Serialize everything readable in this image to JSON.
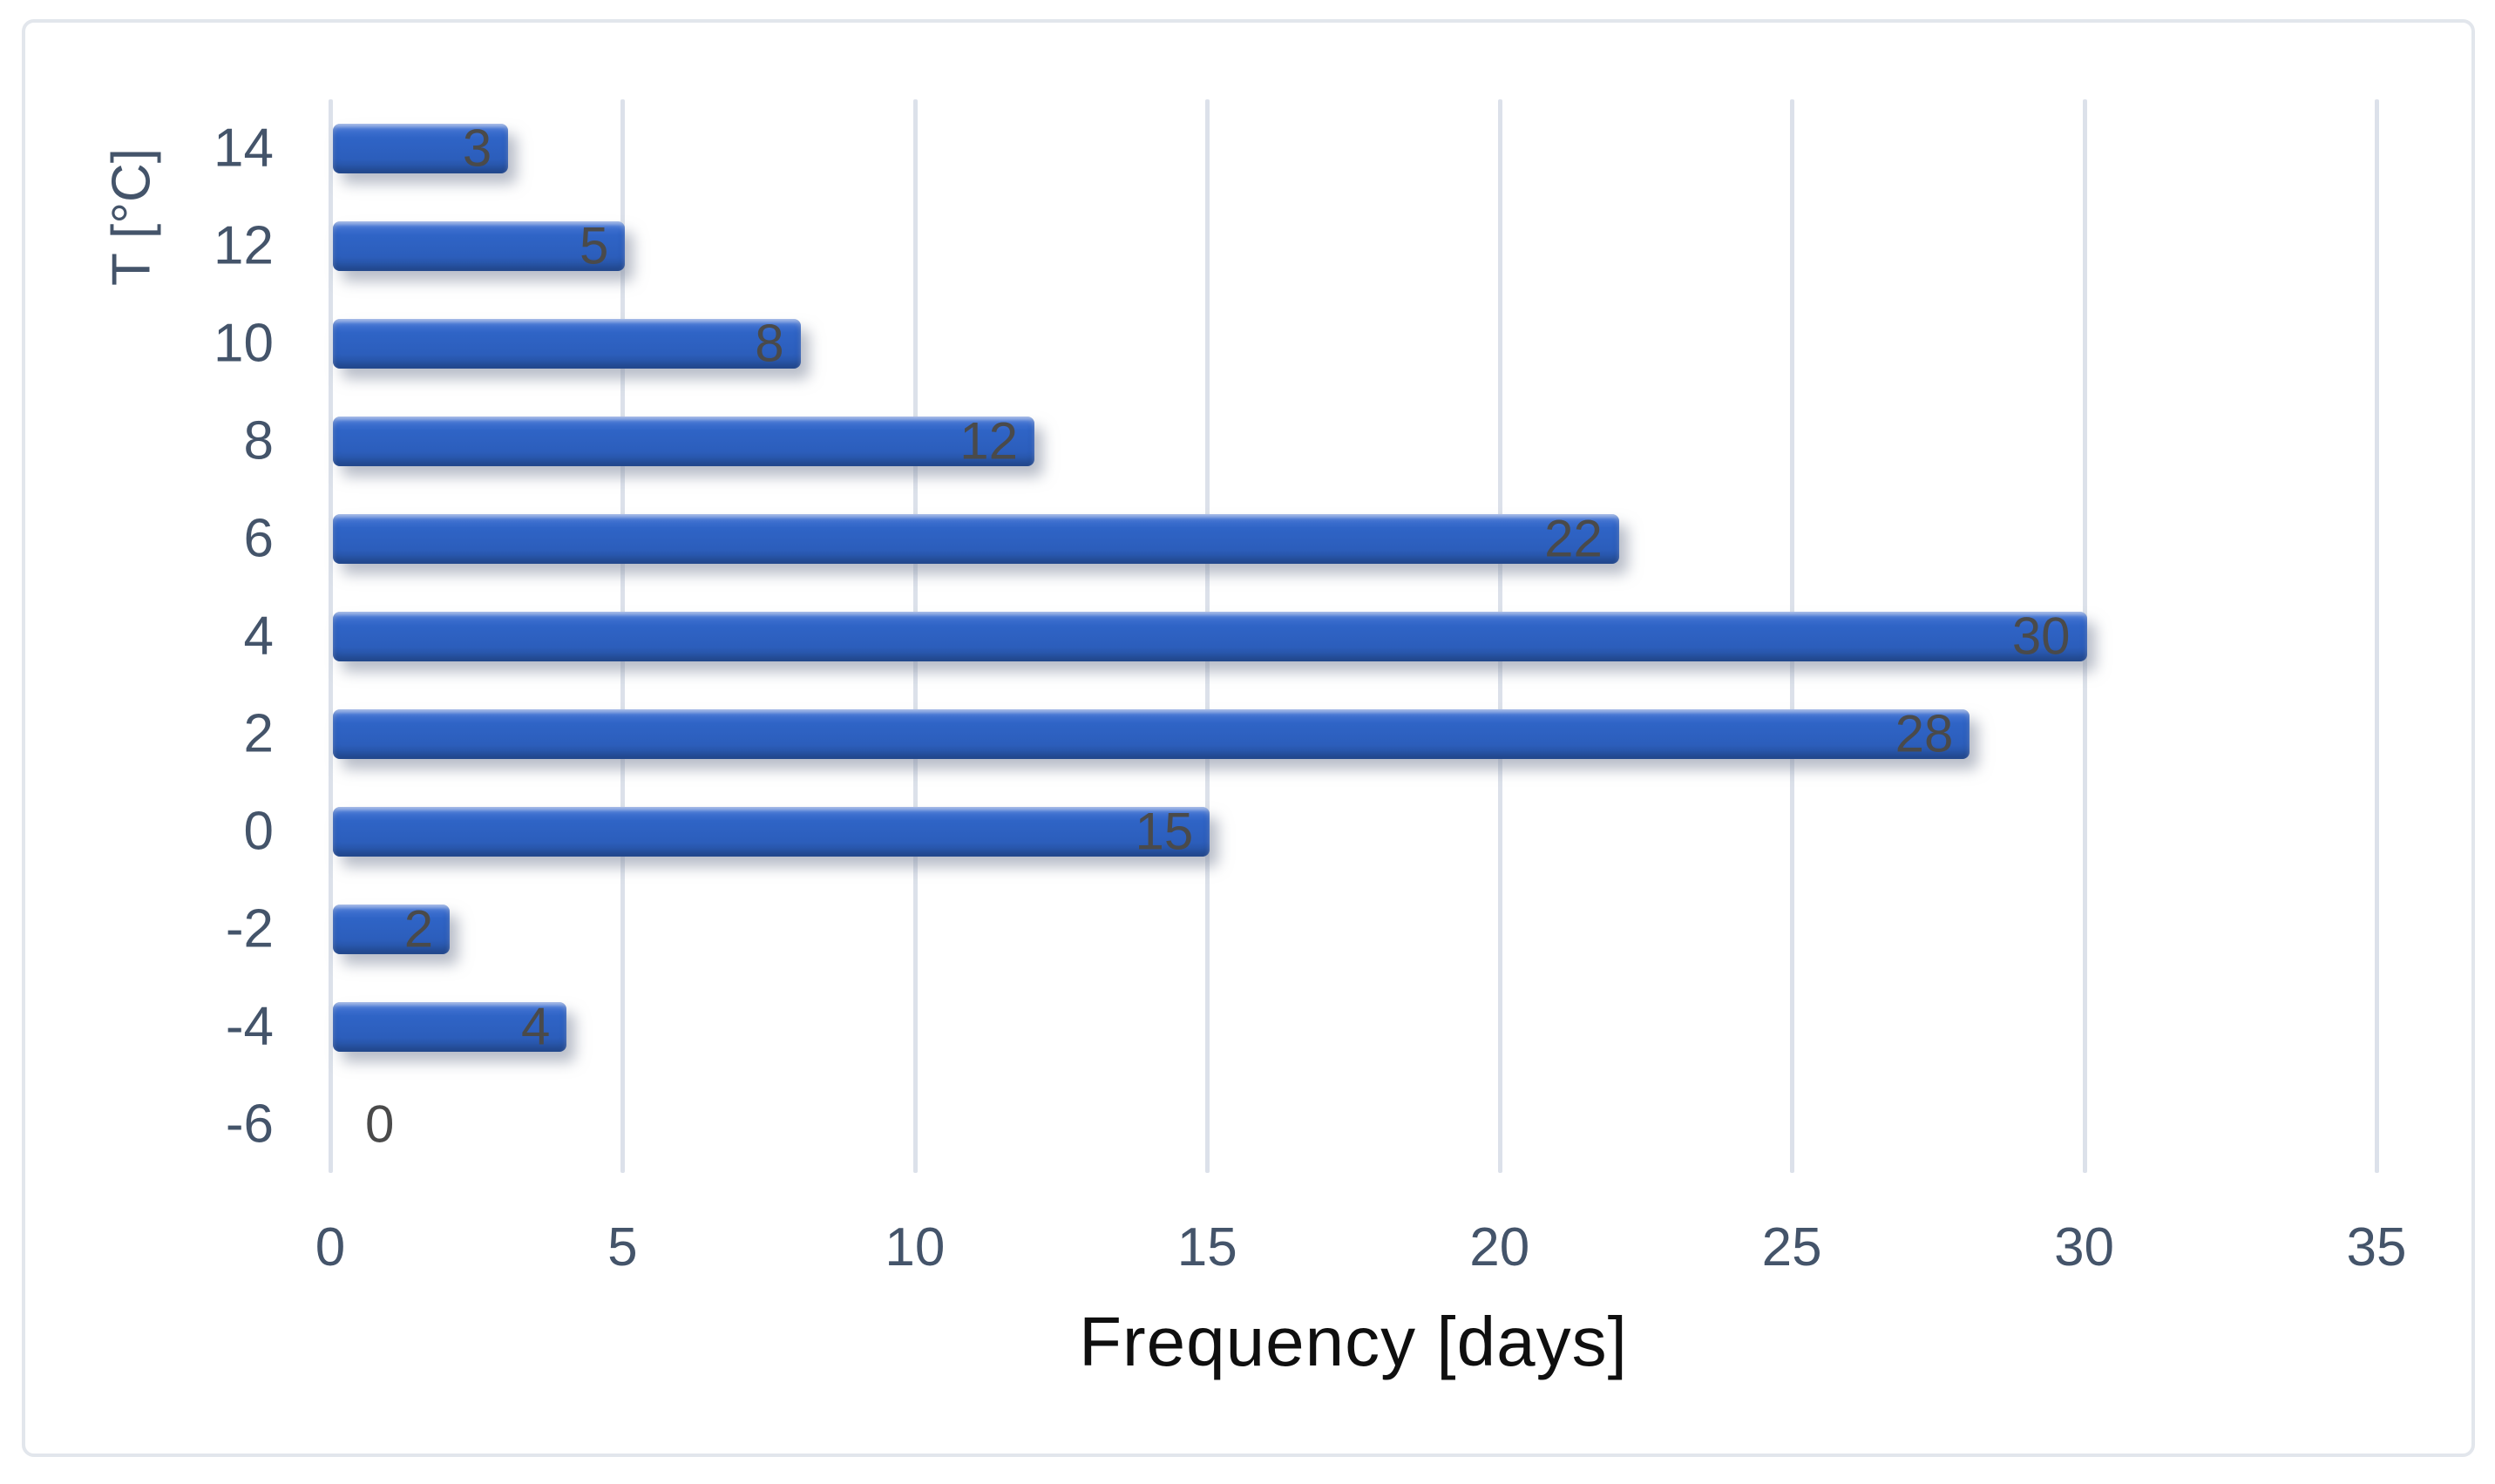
{
  "chart_data": {
    "type": "bar",
    "orientation": "horizontal",
    "title": "",
    "xlabel": "Frequency [days]",
    "ylabel": "T [°C]",
    "categories": [
      "14",
      "12",
      "10",
      "8",
      "6",
      "4",
      "2",
      "0",
      "-2",
      "-4",
      "-6"
    ],
    "values": [
      3,
      5,
      8,
      12,
      22,
      30,
      28,
      15,
      2,
      4,
      0
    ],
    "data_labels": [
      "3",
      "5",
      "8",
      "12",
      "22",
      "30",
      "28",
      "15",
      "2",
      "4",
      "0"
    ],
    "x_ticks": [
      0,
      5,
      10,
      15,
      20,
      25,
      30,
      35
    ],
    "xlim": [
      0,
      35
    ],
    "grid": "vertical-on",
    "legend": "none",
    "label_position": "inside-end"
  },
  "colors": {
    "bar_fill": "#2e62c4",
    "bar_fill_light": "#4273d2",
    "bar_fill_dark": "#27539f",
    "gridline": "#dce1ea",
    "axis_text": "#44546a",
    "data_label_text": "#4a4a4a",
    "x_axis_title_text": "#0f0f0f",
    "chart_border": "#e2e6ec",
    "background": "#ffffff"
  }
}
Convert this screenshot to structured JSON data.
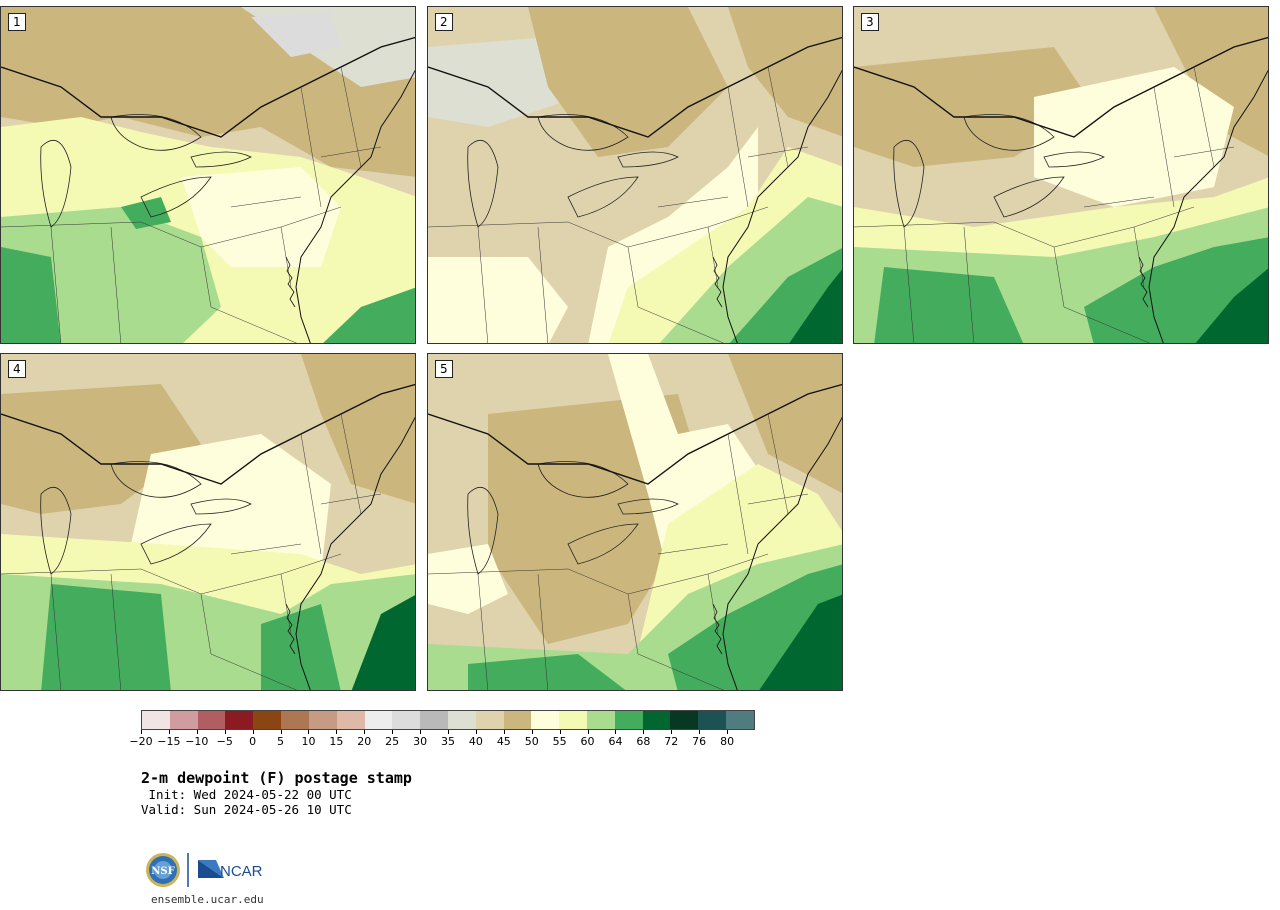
{
  "panels": [
    {
      "label": "1",
      "variant": 1
    },
    {
      "label": "2",
      "variant": 2
    },
    {
      "label": "3",
      "variant": 3
    },
    {
      "label": "4",
      "variant": 4
    },
    {
      "label": "5",
      "variant": 5
    }
  ],
  "colorbar": {
    "colors": [
      "#f0e4e4",
      "#d19c9f",
      "#b05e62",
      "#8b1a22",
      "#8a4512",
      "#ad7753",
      "#c59b83",
      "#deb9a8",
      "#ededed",
      "#dcdcdc",
      "#b9b9b9",
      "#dedfd3",
      "#dfd3ae",
      "#cbb67e",
      "#fefedc",
      "#f4f9b4",
      "#a9dc8f",
      "#44ad5d",
      "#006730",
      "#083821",
      "#1c5254",
      "#4f7c7f"
    ],
    "tick_labels": [
      "−20",
      "−15",
      "−10",
      "−5",
      "0",
      "5",
      "10",
      "15",
      "20",
      "25",
      "30",
      "35",
      "40",
      "45",
      "50",
      "55",
      "60",
      "64",
      "68",
      "72",
      "76",
      "80"
    ]
  },
  "title": "2-m dewpoint (F) postage stamp",
  "init_text": " Init: Wed 2024-05-22 00 UTC",
  "valid_text": "Valid: Sun 2024-05-26 10 UTC",
  "logos": {
    "nsf": "NSF",
    "ncar": "NCAR"
  },
  "url": "ensemble.ucar.edu"
}
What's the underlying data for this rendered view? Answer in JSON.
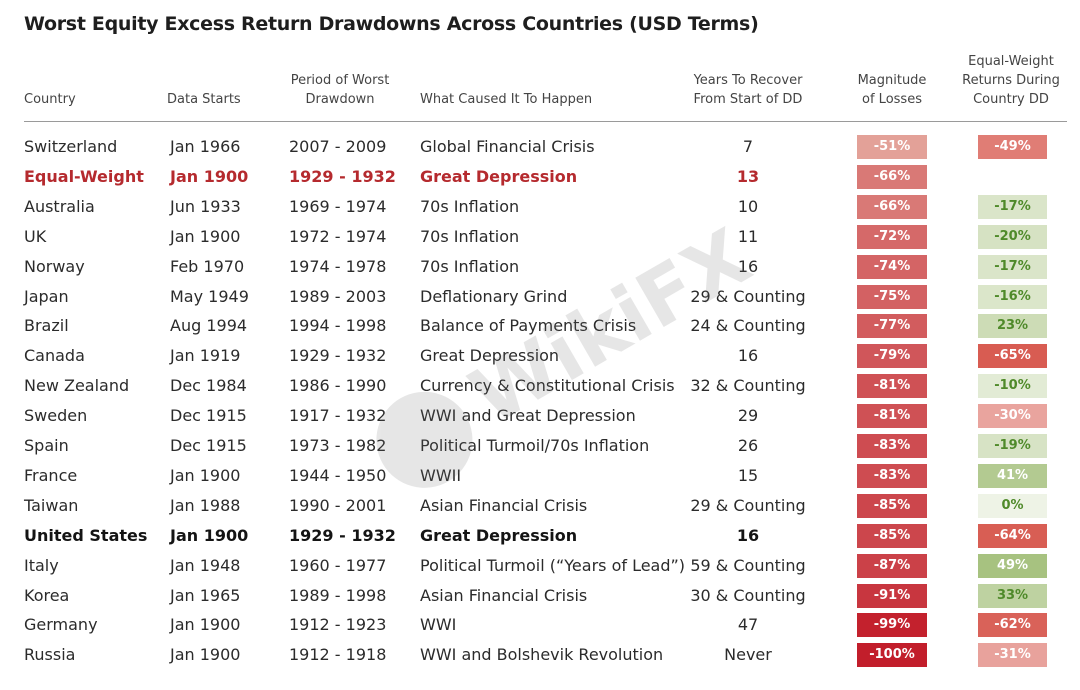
——————
*What this task involves*
Return every line above that contains the word "variant".

*Finished exercise*
      "variant": 1
      "variant": 2
      "variant": 3
      "variant": 4
      "variant": 5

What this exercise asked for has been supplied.